Without the pictures, set down the records below word for word.

* BEGIN *

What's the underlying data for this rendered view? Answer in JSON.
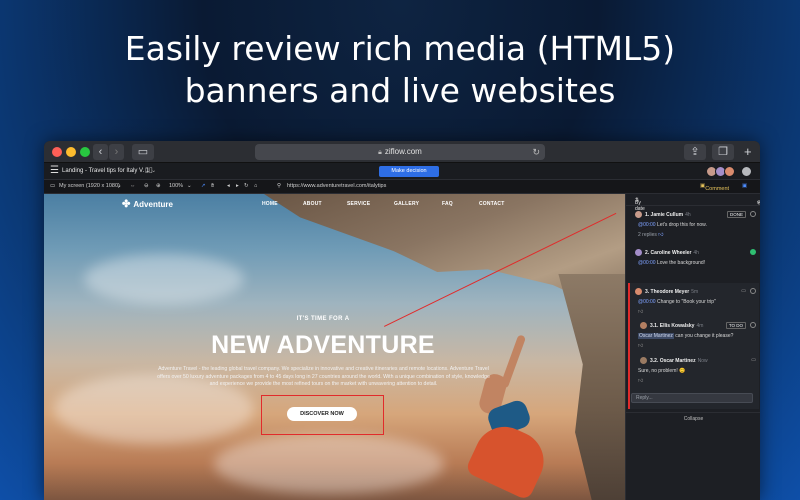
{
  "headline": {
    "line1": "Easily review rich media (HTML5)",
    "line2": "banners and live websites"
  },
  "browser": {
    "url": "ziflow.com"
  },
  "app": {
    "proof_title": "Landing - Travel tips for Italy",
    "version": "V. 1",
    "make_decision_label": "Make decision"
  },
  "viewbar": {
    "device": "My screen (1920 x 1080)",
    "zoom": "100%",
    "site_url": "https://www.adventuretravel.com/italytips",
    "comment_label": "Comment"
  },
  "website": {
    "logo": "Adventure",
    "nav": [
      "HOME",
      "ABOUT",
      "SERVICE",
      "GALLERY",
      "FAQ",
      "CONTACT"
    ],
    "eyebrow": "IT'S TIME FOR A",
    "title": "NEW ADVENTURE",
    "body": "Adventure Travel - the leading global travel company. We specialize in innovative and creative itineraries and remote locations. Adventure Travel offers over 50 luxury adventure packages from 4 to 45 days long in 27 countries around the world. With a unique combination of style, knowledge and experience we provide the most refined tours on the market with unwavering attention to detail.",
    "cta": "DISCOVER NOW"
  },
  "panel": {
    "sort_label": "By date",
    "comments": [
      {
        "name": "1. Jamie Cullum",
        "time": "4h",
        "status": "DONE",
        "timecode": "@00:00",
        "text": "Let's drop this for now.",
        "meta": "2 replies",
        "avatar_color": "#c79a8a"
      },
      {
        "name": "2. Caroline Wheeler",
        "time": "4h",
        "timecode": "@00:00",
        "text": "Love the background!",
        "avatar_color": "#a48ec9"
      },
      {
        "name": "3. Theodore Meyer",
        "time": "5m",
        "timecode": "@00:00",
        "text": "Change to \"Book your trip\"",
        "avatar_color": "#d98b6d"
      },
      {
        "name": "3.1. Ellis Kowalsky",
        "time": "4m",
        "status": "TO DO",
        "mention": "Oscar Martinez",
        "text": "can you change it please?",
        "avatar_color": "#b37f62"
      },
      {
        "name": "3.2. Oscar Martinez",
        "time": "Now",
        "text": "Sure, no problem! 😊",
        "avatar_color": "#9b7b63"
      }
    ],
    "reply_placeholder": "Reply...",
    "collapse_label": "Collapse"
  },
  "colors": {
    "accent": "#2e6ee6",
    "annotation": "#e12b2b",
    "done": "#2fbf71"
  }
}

* END *

### THE RESULT
What's the underlying data for this rendered view? Answer in JSON.
{
  "headline": {
    "line1": "Easily review rich media (HTML5)",
    "line2": "banners and live websites"
  },
  "browser": {
    "url": "ziflow.com"
  },
  "app": {
    "proof_title": "Landing - Travel tips for Italy",
    "version": "V. 1",
    "make_decision_label": "Make decision"
  },
  "viewbar": {
    "device": "My screen (1920 x 1080)",
    "zoom": "100%",
    "site_url": "https://www.adventuretravel.com/italytips",
    "comment_label": "Comment"
  },
  "website": {
    "logo": "Adventure",
    "nav": [
      "HOME",
      "ABOUT",
      "SERVICE",
      "GALLERY",
      "FAQ",
      "CONTACT"
    ],
    "eyebrow": "IT'S TIME FOR A",
    "title": "NEW ADVENTURE",
    "body": "Adventure Travel - the leading global travel company. We specialize in innovative and creative itineraries and remote locations. Adventure Travel offers over 50 luxury adventure packages from 4 to 45 days long in 27 countries around the world. With a unique combination of style, knowledge and experience we provide the most refined tours on the market with unwavering attention to detail.",
    "cta": "DISCOVER NOW"
  },
  "panel": {
    "sort_label": "By date",
    "comments": [
      {
        "name": "1. Jamie Cullum",
        "time": "4h",
        "status": "DONE",
        "timecode": "@00:00",
        "text": "Let's drop this for now.",
        "meta": "2 replies",
        "avatar_color": "#c79a8a"
      },
      {
        "name": "2. Caroline Wheeler",
        "time": "4h",
        "timecode": "@00:00",
        "text": "Love the background!",
        "avatar_color": "#a48ec9"
      },
      {
        "name": "3. Theodore Meyer",
        "time": "5m",
        "timecode": "@00:00",
        "text": "Change to \"Book your trip\"",
        "avatar_color": "#d98b6d"
      },
      {
        "name": "3.1. Ellis Kowalsky",
        "time": "4m",
        "status": "TO DO",
        "mention": "Oscar Martinez",
        "text": "can you change it please?",
        "avatar_color": "#b37f62"
      },
      {
        "name": "3.2. Oscar Martinez",
        "time": "Now",
        "text": "Sure, no problem! 😊",
        "avatar_color": "#9b7b63"
      }
    ],
    "reply_placeholder": "Reply...",
    "collapse_label": "Collapse"
  },
  "colors": {
    "accent": "#2e6ee6",
    "annotation": "#e12b2b",
    "done": "#2fbf71"
  }
}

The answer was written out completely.